** Begin THE DATA **

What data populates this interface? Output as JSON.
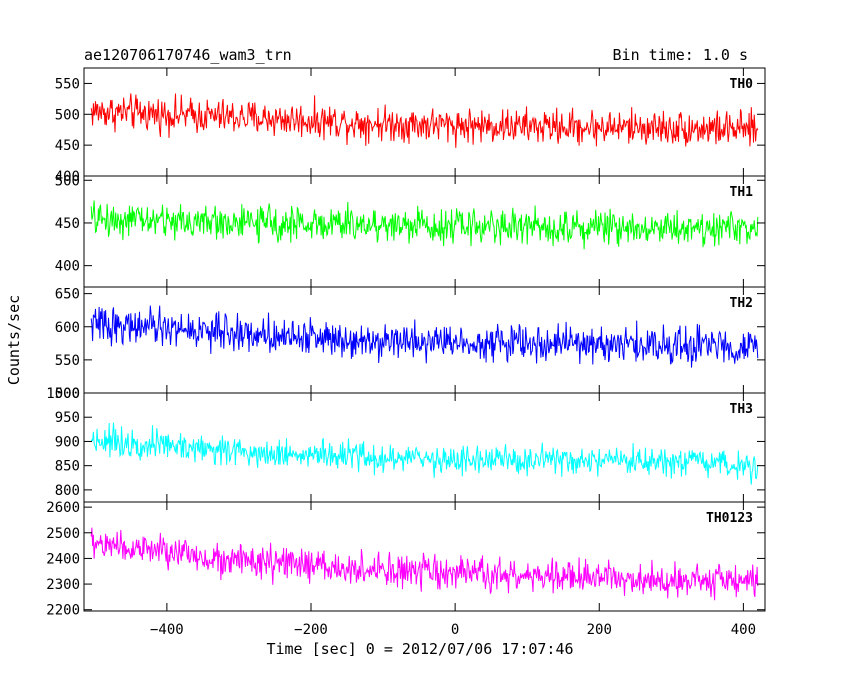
{
  "header": {
    "title": "ae120706170746_wam3_trn",
    "bin_time": "Bin time: 1.0 s"
  },
  "chart_data": {
    "type": "line",
    "title": "ae120706170746_wam3_trn",
    "xlabel": "Time [sec] 0 = 2012/07/06 17:07:46",
    "ylabel": "Counts/sec",
    "xlim": [
      -515,
      430
    ],
    "xticks": [
      -400,
      -200,
      0,
      200,
      400
    ],
    "x_range": [
      -505,
      420
    ],
    "bin_time": 1.0,
    "grid": false,
    "series": [
      {
        "name": "TH0",
        "color": "#ff0000",
        "ylim": [
          400,
          575
        ],
        "yticks": [
          400,
          450,
          500,
          550
        ],
        "trend": [
          [
            -505,
            505
          ],
          [
            -300,
            495
          ],
          [
            -100,
            485
          ],
          [
            100,
            480
          ],
          [
            300,
            478
          ],
          [
            420,
            475
          ]
        ],
        "noise_amp": 42
      },
      {
        "name": "TH1",
        "color": "#00ff00",
        "ylim": [
          375,
          505
        ],
        "yticks": [
          400,
          450,
          500
        ],
        "trend": [
          [
            -505,
            455
          ],
          [
            -300,
            450
          ],
          [
            -100,
            448
          ],
          [
            100,
            446
          ],
          [
            300,
            445
          ],
          [
            420,
            444
          ]
        ],
        "noise_amp": 30
      },
      {
        "name": "TH2",
        "color": "#0000ff",
        "ylim": [
          500,
          660
        ],
        "yticks": [
          500,
          550,
          600,
          650
        ],
        "trend": [
          [
            -505,
            605
          ],
          [
            -300,
            590
          ],
          [
            -100,
            580
          ],
          [
            100,
            575
          ],
          [
            300,
            572
          ],
          [
            420,
            570
          ]
        ],
        "noise_amp": 40
      },
      {
        "name": "TH3",
        "color": "#00ffff",
        "ylim": [
          775,
          1000
        ],
        "yticks": [
          800,
          850,
          900,
          950,
          1000
        ],
        "trend": [
          [
            -505,
            905
          ],
          [
            -300,
            880
          ],
          [
            -100,
            865
          ],
          [
            100,
            860
          ],
          [
            300,
            855
          ],
          [
            420,
            850
          ]
        ],
        "noise_amp": 45
      },
      {
        "name": "TH0123",
        "color": "#ff00ff",
        "ylim": [
          2195,
          2620
        ],
        "yticks": [
          2200,
          2300,
          2400,
          2500,
          2600
        ],
        "trend": [
          [
            -505,
            2460
          ],
          [
            -300,
            2390
          ],
          [
            -100,
            2350
          ],
          [
            100,
            2330
          ],
          [
            300,
            2320
          ],
          [
            420,
            2310
          ]
        ],
        "noise_amp": 95
      }
    ]
  }
}
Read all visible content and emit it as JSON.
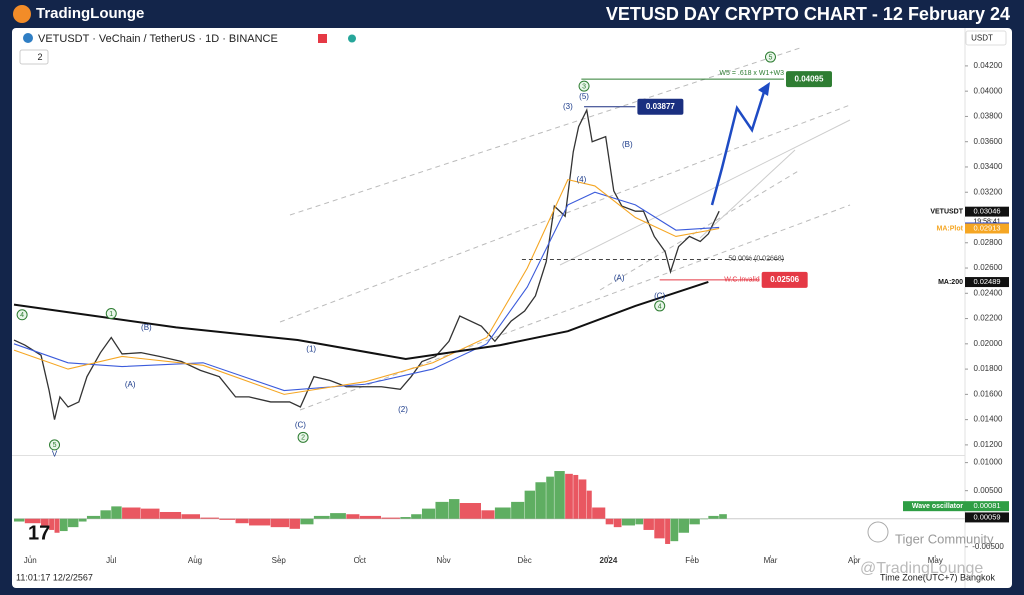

** End THE DATA **

- **TASK OBJECTIVE**: Reproduce each entry precisely, dropping only the pictures.

- **IN RESPONSE**:
What data populates this interface? Output as JSON.
{
  "header": {
    "title": "ae120706170746_wam3_trn",
    "bin_time": "Bin time: 1.0 s"
  },
  "chart_data": {
    "type": "line",
    "title": "ae120706170746_wam3_trn",
    "xlabel": "Time [sec] 0 = 2012/07/06 17:07:46",
    "ylabel": "Counts/sec",
    "xlim": [
      -515,
      430
    ],
    "xticks": [
      -400,
      -200,
      0,
      200,
      400
    ],
    "x_range": [
      -505,
      420
    ],
    "bin_time": 1.0,
    "grid": false,
    "series": [
      {
        "name": "TH0",
        "color": "#ff0000",
        "ylim": [
          400,
          575
        ],
        "yticks": [
          400,
          450,
          500,
          550
        ],
        "trend": [
          [
            -505,
            505
          ],
          [
            -300,
            495
          ],
          [
            -100,
            485
          ],
          [
            100,
            480
          ],
          [
            300,
            478
          ],
          [
            420,
            475
          ]
        ],
        "noise_amp": 42
      },
      {
        "name": "TH1",
        "color": "#00ff00",
        "ylim": [
          375,
          505
        ],
        "yticks": [
          400,
          450,
          500
        ],
        "trend": [
          [
            -505,
            455
          ],
          [
            -300,
            450
          ],
          [
            -100,
            448
          ],
          [
            100,
            446
          ],
          [
            300,
            445
          ],
          [
            420,
            444
          ]
        ],
        "noise_amp": 30
      },
      {
        "name": "TH2",
        "color": "#0000ff",
        "ylim": [
          500,
          660
        ],
        "yticks": [
          500,
          550,
          600,
          650
        ],
        "trend": [
          [
            -505,
            605
          ],
          [
            -300,
            590
          ],
          [
            -100,
            580
          ],
          [
            100,
            575
          ],
          [
            300,
            572
          ],
          [
            420,
            570
          ]
        ],
        "noise_amp": 40
      },
      {
        "name": "TH3",
        "color": "#00ffff",
        "ylim": [
          775,
          1000
        ],
        "yticks": [
          800,
          850,
          900,
          950,
          1000
        ],
        "trend": [
          [
            -505,
            905
          ],
          [
            -300,
            880
          ],
          [
            -100,
            865
          ],
          [
            100,
            860
          ],
          [
            300,
            855
          ],
          [
            420,
            850
          ]
        ],
        "noise_amp": 45
      },
      {
        "name": "TH0123",
        "color": "#ff00ff",
        "ylim": [
          2195,
          2620
        ],
        "yticks": [
          2200,
          2300,
          2400,
          2500,
          2600
        ],
        "trend": [
          [
            -505,
            2460
          ],
          [
            -300,
            2390
          ],
          [
            -100,
            2350
          ],
          [
            100,
            2330
          ],
          [
            300,
            2320
          ],
          [
            420,
            2310
          ]
        ],
        "noise_amp": 95
      }
    ]
  }
}
Read all visible content and emit it as JSON.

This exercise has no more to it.